[START]

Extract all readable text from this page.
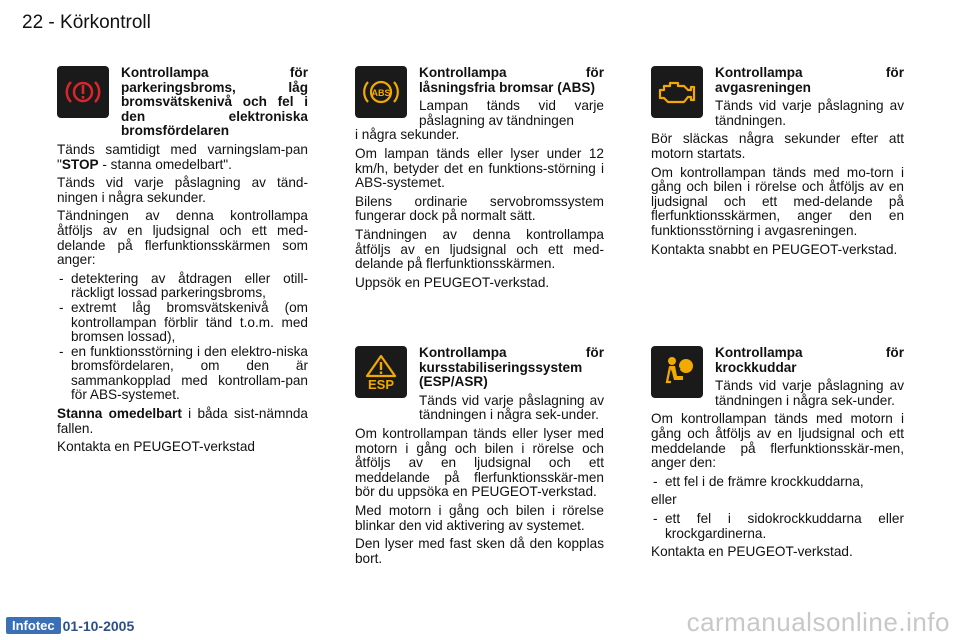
22 - Körkontroll

Kontrollampa för parkeringsbroms, låg bromsvätskenivå och fel i den elektroniska bromsfördelaren

Tänds samtidigt med varningslam-pan "STOP - stanna omedelbart".

Tänds vid varje påslagning av tänd-ningen i några sekunder.

Tändningen av denna kontrollampa åtföljs av en ljudsignal och ett med-delande på flerfunktionsskärmen som anger:

- detektering av åtdragen eller otill-räckligt lossad parkeringsbroms,
- extremt låg bromsvätskenivå (om kontrollampan förblir tänd t.o.m. med bromsen lossad),
- en funktionsstörning i den elektro-niska bromsfördelaren, om den är sammankopplad med kontrollam-pan för ABS-systemet.

Stanna omedelbart i båda sist-nämnda fallen.

Kontakta en PEUGEOT-verkstad

ABS

Kontrollampa för låsningsfria bromsar (ABS)

Lampan tänds vid varje påslagning av tändningen

i några sekunder.

Om lampan tänds eller lyser under 12 km/h, betyder det en funktions-störning i ABS-systemet.

Bilens ordinarie servobromssystem fungerar dock på normalt sätt.

Tändningen av denna kontrollampa åtföljs av en ljudsignal och ett med-delande på flerfunktionsskärmen.

Uppsök en PEUGEOT-verkstad.

ESP

Kontrollampa för kursstabiliseringssystem (ESP/ASR)

Tänds vid varje påslagning av tändningen i några sek-under.

Om kontrollampan tänds eller lyser med motorn i gång och bilen i rörelse och åtföljs av en ljudsignal och ett meddelande på flerfunktionsskär-men bör du uppsöka en PEUGEOT-verkstad.

Med motorn i gång och bilen i rörelse blinkar den vid aktivering av systemet.

Den lyser med fast sken då den kopplas bort.

Kontrollampa för avgasreningen

Tänds vid varje påslagning av tändningen.

Bör släckas några sekunder efter att motorn startats.

Om kontrollampan tänds med mo-torn i gång och bilen i rörelse och åtföljs av en ljudsignal och ett med-delande på flerfunktionsskärmen, anger den en funktionsstörning i avgasreningen.

Kontakta snabbt en PEUGEOT-verkstad.

Kontrollampa för krockkuddar

Tänds vid varje påslagning av tändningen i några sek-under.

Om kontrollampan tänds med motorn i gång och åtföljs av en ljudsignal och ett meddelande på flerfunktionsskär-men, anger den:

- ett fel i de främre krockkuddarna,

eller

- ett fel i sidokrockkuddarna eller krockgardinerna.

Kontakta en PEUGEOT-verkstad.

Infotec 01-10-2005	carmanualsonline.info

[END]

- Aim:
Keep the pictures out of your copy, and repeat every entry above exactly.

- Response:
Extract all readable text from this page.
22 - Körkontroll

Kontrollampa för parkeringsbroms, låg bromsvätskenivå och fel i den elektroniska bromsfördelaren

Tänds samtidigt med varningslam-pan "STOP - stanna omedelbart".

Tänds vid varje påslagning av tänd-ningen i några sekunder.

Tändningen av denna kontrollampa åtföljs av en ljudsignal och ett med-delande på flerfunktionsskärmen som anger:

- detektering av åtdragen eller otill-räckligt lossad parkeringsbroms,
- extremt låg bromsvätskenivå (om kontrollampan förblir tänd t.o.m. med bromsen lossad),
- en funktionsstörning i den elektro-niska bromsfördelaren, om den är sammankopplad med kontrollam-pan för ABS-systemet.

Stanna omedelbart i båda sist-nämnda fallen.

Kontakta en PEUGEOT-verkstad

ABS

Kontrollampa för låsningsfria bromsar (ABS)

Lampan tänds vid varje påslagning av tändningen

i några sekunder.

Om lampan tänds eller lyser under 12 km/h, betyder det en funktions-störning i ABS-systemet.

Bilens ordinarie servobromssystem fungerar dock på normalt sätt.

Tändningen av denna kontrollampa åtföljs av en ljudsignal och ett med-delande på flerfunktionsskärmen.

Uppsök en PEUGEOT-verkstad.

ESP

Kontrollampa för kursstabiliseringssystem (ESP/ASR)

Tänds vid varje påslagning av tändningen i några sek-under.

Om kontrollampan tänds eller lyser med motorn i gång och bilen i rörelse och åtföljs av en ljudsignal och ett meddelande på flerfunktionsskär-men bör du uppsöka en PEUGEOT-verkstad.

Med motorn i gång och bilen i rörelse blinkar den vid aktivering av systemet.

Den lyser med fast sken då den kopplas bort.

Kontrollampa för avgasreningen

Tänds vid varje påslagning av tändningen.

Bör släckas några sekunder efter att motorn startats.

Om kontrollampan tänds med mo-torn i gång och bilen i rörelse och åtföljs av en ljudsignal och ett med-delande på flerfunktionsskärmen, anger den en funktionsstörning i avgasreningen.

Kontakta snabbt en PEUGEOT-verkstad.

Kontrollampa för krockkuddar

Tänds vid varje påslagning av tändningen i några sek-under.

Om kontrollampan tänds med motorn i gång och åtföljs av en ljudsignal och ett meddelande på flerfunktionsskär-men, anger den:

- ett fel i de främre krockkuddarna,

eller

- ett fel i sidokrockkuddarna eller krockgardinerna.

Kontakta en PEUGEOT-verkstad.

Infotec 01-10-2005	carmanualsonline.info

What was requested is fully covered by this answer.